_TASK PROMPT_
Below are some records; give them all again exactly, but not the pictures.

_Dataset excerpts_
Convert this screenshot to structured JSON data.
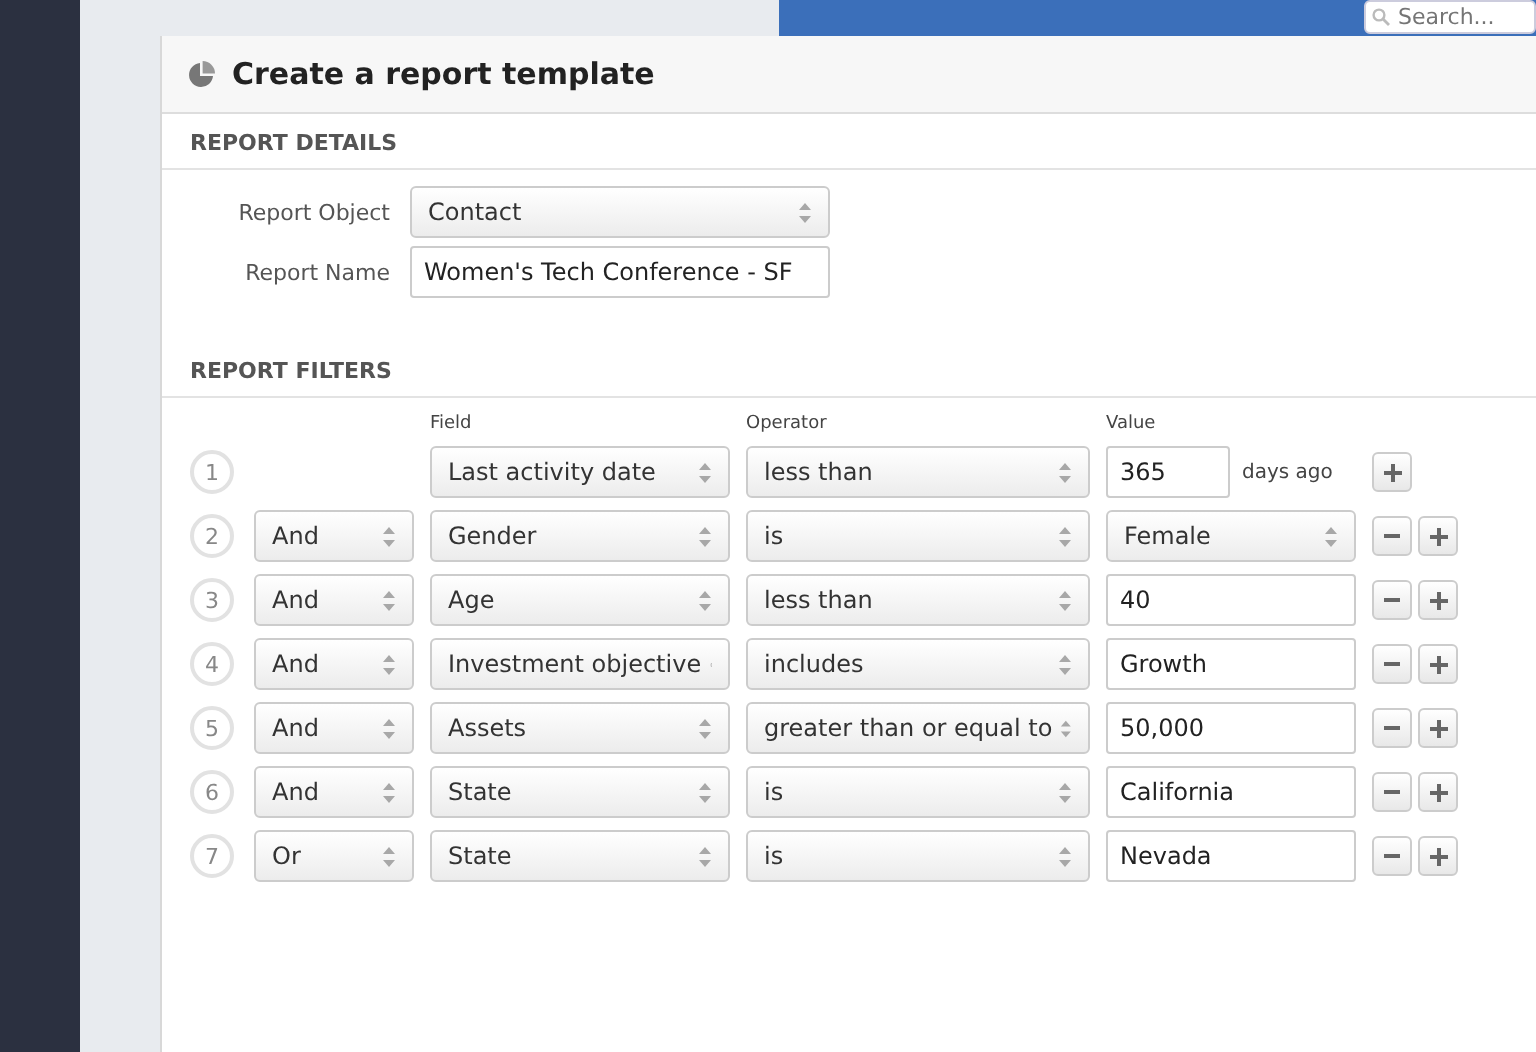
{
  "search": {
    "placeholder": "Search..."
  },
  "page": {
    "title": "Create a report template"
  },
  "report_details": {
    "heading": "REPORT DETAILS",
    "fields": [
      {
        "kind": "select",
        "label": "Report Object",
        "value": "Contact"
      },
      {
        "kind": "input",
        "label": "Report Name",
        "value": "Women's Tech Conference - SF"
      }
    ]
  },
  "report_filters": {
    "heading": "REPORT FILTERS",
    "columns": [
      "Field",
      "Operator",
      "Value"
    ],
    "rows": [
      {
        "number": "1",
        "field": "Last activity date",
        "operator": "less than",
        "value": {
          "kind": "input",
          "text": "365"
        },
        "suffix": "days ago",
        "removable": false
      },
      {
        "number": "2",
        "conjunction": "And",
        "field": "Gender",
        "operator": "is",
        "value": {
          "kind": "select",
          "text": "Female"
        },
        "removable": true
      },
      {
        "number": "3",
        "conjunction": "And",
        "field": "Age",
        "operator": "less than",
        "value": {
          "kind": "input",
          "text": "40"
        },
        "removable": true
      },
      {
        "number": "4",
        "conjunction": "And",
        "field": "Investment objective",
        "operator": "includes",
        "value": {
          "kind": "input",
          "text": "Growth"
        },
        "removable": true
      },
      {
        "number": "5",
        "conjunction": "And",
        "field": "Assets",
        "operator": "greater than or equal to",
        "value": {
          "kind": "input",
          "text": "50,000"
        },
        "removable": true
      },
      {
        "number": "6",
        "conjunction": "And",
        "field": "State",
        "operator": "is",
        "value": {
          "kind": "input",
          "text": "California"
        },
        "removable": true
      },
      {
        "number": "7",
        "conjunction": "Or",
        "field": "State",
        "operator": "is",
        "value": {
          "kind": "input",
          "text": "Nevada"
        },
        "removable": true
      }
    ]
  }
}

_EXERCISE SOLUTION_
Convert this screenshot to structured JSON data.
{
  "search": {
    "placeholder": "Search..."
  },
  "page": {
    "title": "Create a report template"
  },
  "report_details": {
    "heading": "REPORT DETAILS",
    "fields": [
      {
        "kind": "select",
        "label": "Report Object",
        "value": "Contact"
      },
      {
        "kind": "input",
        "label": "Report Name",
        "value": "Women's Tech Conference - SF"
      }
    ]
  },
  "report_filters": {
    "heading": "REPORT FILTERS",
    "columns": [
      "Field",
      "Operator",
      "Value"
    ],
    "rows": [
      {
        "number": "1",
        "field": "Last activity date",
        "operator": "less than",
        "value": {
          "kind": "input",
          "text": "365"
        },
        "suffix": "days ago",
        "removable": false
      },
      {
        "number": "2",
        "conjunction": "And",
        "field": "Gender",
        "operator": "is",
        "value": {
          "kind": "select",
          "text": "Female"
        },
        "removable": true
      },
      {
        "number": "3",
        "conjunction": "And",
        "field": "Age",
        "operator": "less than",
        "value": {
          "kind": "input",
          "text": "40"
        },
        "removable": true
      },
      {
        "number": "4",
        "conjunction": "And",
        "field": "Investment objective",
        "operator": "includes",
        "value": {
          "kind": "input",
          "text": "Growth"
        },
        "removable": true
      },
      {
        "number": "5",
        "conjunction": "And",
        "field": "Assets",
        "operator": "greater than or equal to",
        "value": {
          "kind": "input",
          "text": "50,000"
        },
        "removable": true
      },
      {
        "number": "6",
        "conjunction": "And",
        "field": "State",
        "operator": "is",
        "value": {
          "kind": "input",
          "text": "California"
        },
        "removable": true
      },
      {
        "number": "7",
        "conjunction": "Or",
        "field": "State",
        "operator": "is",
        "value": {
          "kind": "input",
          "text": "Nevada"
        },
        "removable": true
      }
    ]
  }
}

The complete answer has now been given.